Look through the data below. Collect every line where the word "plateau" occurs.
---- Extracted information
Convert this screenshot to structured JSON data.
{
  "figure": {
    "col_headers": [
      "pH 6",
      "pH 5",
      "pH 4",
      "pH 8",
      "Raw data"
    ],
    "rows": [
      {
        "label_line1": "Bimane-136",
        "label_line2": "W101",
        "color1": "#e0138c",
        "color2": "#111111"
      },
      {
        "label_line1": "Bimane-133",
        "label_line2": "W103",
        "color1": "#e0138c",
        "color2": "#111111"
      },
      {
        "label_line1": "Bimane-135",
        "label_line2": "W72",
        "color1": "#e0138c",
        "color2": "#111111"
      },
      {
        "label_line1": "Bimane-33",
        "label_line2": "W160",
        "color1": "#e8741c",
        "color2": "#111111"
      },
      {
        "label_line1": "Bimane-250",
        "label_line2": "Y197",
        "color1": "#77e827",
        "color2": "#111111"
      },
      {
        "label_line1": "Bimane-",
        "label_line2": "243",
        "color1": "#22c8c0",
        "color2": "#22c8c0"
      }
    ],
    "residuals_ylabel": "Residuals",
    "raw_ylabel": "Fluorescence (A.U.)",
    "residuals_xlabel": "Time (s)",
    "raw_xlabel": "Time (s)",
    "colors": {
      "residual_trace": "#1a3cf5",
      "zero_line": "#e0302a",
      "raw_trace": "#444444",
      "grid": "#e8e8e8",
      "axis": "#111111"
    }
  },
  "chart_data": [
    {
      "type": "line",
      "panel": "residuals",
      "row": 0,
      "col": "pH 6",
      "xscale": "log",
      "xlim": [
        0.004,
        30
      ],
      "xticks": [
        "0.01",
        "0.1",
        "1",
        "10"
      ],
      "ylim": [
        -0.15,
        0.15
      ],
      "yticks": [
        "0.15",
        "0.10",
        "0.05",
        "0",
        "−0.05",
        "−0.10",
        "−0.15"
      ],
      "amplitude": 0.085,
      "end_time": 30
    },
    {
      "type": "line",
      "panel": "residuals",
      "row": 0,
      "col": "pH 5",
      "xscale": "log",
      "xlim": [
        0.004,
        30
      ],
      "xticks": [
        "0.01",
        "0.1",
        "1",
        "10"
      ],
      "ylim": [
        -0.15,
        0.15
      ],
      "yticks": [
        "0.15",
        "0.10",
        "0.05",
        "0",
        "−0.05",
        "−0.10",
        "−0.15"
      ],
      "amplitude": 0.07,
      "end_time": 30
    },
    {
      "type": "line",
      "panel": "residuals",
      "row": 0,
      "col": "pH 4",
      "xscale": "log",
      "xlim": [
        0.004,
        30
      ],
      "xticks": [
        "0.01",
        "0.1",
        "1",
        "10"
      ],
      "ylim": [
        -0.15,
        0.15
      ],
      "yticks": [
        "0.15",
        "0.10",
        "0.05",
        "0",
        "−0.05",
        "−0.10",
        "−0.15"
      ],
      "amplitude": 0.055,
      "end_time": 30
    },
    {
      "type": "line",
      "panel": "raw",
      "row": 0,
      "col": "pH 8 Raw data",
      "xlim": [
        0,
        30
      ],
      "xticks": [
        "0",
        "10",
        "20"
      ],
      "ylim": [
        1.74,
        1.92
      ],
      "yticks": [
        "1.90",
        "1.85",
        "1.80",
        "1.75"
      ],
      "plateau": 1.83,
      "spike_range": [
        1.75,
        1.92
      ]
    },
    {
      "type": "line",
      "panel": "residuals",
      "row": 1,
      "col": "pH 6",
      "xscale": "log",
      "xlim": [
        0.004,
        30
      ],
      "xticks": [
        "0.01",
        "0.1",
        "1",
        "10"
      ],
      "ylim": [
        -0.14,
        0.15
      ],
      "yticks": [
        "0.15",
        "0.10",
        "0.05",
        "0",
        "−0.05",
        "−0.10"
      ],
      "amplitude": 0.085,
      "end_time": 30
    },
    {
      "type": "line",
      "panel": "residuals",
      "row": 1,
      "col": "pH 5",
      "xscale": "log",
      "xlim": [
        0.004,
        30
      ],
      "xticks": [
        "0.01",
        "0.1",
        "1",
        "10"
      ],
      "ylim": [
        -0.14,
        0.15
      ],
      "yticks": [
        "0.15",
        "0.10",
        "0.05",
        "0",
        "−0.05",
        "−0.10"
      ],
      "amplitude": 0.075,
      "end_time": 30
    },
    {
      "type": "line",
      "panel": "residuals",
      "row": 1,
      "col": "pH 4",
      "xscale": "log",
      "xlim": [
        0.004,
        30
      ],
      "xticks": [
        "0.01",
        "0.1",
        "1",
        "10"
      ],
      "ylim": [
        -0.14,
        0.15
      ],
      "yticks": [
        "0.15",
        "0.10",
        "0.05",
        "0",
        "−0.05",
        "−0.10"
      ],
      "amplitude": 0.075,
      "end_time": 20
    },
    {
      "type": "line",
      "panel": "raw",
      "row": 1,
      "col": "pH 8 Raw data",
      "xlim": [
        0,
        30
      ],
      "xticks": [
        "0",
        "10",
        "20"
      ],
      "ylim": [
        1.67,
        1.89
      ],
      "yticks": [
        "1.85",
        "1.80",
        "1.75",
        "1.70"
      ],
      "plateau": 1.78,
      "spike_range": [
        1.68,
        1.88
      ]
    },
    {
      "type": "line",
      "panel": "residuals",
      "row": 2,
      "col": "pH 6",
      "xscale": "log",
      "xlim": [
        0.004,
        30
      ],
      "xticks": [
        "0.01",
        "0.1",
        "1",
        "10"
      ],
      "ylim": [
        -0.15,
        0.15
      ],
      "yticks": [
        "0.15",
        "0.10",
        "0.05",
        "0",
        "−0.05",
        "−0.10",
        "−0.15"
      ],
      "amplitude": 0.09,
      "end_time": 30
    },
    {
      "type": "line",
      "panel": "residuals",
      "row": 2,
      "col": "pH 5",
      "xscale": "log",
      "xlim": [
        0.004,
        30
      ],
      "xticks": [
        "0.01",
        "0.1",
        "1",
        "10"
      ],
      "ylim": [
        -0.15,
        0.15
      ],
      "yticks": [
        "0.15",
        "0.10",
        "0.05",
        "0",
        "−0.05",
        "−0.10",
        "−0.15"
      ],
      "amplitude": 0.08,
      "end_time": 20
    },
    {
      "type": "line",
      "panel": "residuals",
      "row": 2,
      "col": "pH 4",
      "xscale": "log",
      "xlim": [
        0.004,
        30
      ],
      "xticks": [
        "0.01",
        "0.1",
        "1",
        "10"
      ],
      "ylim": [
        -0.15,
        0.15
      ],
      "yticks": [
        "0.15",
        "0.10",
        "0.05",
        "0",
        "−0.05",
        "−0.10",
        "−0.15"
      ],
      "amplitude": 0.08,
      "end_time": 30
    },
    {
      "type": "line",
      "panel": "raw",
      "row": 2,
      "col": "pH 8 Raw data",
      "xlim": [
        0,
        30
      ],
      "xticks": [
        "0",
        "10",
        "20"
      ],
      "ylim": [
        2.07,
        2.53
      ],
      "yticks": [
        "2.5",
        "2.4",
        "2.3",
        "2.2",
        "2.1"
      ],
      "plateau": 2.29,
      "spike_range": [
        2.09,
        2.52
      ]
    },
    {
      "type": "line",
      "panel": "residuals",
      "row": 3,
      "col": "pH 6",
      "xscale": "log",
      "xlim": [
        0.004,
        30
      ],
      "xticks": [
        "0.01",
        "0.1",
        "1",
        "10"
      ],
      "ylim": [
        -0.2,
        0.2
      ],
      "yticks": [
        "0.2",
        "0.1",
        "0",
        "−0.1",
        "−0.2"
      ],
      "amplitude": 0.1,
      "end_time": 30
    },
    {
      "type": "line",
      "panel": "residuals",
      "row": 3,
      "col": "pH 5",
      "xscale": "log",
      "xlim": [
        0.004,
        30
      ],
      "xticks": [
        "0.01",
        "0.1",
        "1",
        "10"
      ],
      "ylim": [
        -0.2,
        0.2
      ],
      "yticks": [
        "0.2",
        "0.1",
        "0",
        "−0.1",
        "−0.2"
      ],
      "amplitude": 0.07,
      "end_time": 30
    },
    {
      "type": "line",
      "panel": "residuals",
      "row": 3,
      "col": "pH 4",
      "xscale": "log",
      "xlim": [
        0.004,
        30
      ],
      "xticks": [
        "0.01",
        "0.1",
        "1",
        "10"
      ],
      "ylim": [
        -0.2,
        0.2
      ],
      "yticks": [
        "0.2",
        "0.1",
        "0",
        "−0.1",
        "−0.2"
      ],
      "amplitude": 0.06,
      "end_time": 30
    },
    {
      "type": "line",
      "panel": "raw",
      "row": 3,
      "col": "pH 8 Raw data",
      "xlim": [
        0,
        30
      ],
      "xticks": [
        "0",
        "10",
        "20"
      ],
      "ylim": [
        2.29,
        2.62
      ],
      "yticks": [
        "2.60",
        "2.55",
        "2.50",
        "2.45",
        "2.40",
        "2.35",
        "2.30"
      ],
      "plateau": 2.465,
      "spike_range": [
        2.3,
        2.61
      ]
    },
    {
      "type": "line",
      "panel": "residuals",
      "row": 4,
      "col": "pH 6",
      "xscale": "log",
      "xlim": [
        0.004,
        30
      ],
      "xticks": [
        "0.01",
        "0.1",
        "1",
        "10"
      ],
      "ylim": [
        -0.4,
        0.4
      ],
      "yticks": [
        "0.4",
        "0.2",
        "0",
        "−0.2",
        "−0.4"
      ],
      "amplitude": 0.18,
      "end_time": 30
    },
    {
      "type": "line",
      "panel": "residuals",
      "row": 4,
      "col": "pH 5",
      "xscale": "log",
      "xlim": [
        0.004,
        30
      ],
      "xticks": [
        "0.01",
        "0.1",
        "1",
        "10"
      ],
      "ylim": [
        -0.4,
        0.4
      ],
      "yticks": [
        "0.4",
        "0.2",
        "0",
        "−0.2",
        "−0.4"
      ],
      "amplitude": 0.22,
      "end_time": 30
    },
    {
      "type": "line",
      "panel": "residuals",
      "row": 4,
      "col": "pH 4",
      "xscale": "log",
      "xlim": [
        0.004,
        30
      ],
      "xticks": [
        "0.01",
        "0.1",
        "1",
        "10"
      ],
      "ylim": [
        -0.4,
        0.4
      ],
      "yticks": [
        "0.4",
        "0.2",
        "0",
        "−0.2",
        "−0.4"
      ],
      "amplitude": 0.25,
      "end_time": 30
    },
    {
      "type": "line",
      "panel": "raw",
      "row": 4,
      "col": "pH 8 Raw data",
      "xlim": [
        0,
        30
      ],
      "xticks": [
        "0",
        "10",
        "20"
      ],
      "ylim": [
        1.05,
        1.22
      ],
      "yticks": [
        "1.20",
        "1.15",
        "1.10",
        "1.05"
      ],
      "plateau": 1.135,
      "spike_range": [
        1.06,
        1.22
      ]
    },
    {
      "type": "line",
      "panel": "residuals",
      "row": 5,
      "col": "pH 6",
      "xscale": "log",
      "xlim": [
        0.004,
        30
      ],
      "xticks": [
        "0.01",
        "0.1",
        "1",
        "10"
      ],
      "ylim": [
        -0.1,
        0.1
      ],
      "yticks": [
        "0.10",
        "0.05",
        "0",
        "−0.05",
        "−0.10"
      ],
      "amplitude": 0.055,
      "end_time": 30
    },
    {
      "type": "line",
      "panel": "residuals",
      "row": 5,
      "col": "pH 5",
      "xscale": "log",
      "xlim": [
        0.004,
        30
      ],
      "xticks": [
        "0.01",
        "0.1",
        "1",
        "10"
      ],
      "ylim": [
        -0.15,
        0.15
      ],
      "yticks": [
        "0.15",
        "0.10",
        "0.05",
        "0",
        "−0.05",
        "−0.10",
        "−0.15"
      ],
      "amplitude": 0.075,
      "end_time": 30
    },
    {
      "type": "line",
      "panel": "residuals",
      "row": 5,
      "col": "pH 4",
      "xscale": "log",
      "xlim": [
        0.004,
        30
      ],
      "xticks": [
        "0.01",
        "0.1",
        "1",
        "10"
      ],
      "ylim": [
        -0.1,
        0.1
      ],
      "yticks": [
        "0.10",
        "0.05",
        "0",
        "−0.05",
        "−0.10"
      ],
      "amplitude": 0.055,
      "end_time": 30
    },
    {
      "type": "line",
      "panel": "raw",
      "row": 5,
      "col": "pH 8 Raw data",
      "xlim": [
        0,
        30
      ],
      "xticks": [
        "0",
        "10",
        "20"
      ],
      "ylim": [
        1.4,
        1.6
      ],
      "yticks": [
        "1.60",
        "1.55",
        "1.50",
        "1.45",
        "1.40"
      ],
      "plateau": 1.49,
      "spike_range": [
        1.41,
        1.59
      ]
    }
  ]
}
--------
Response –
      "plateau": 1.83,
      "plateau": 1.78,
      "plateau": 2.29,
      "plateau": 2.465,
      "plateau": 1.135,
      "plateau": 1.49,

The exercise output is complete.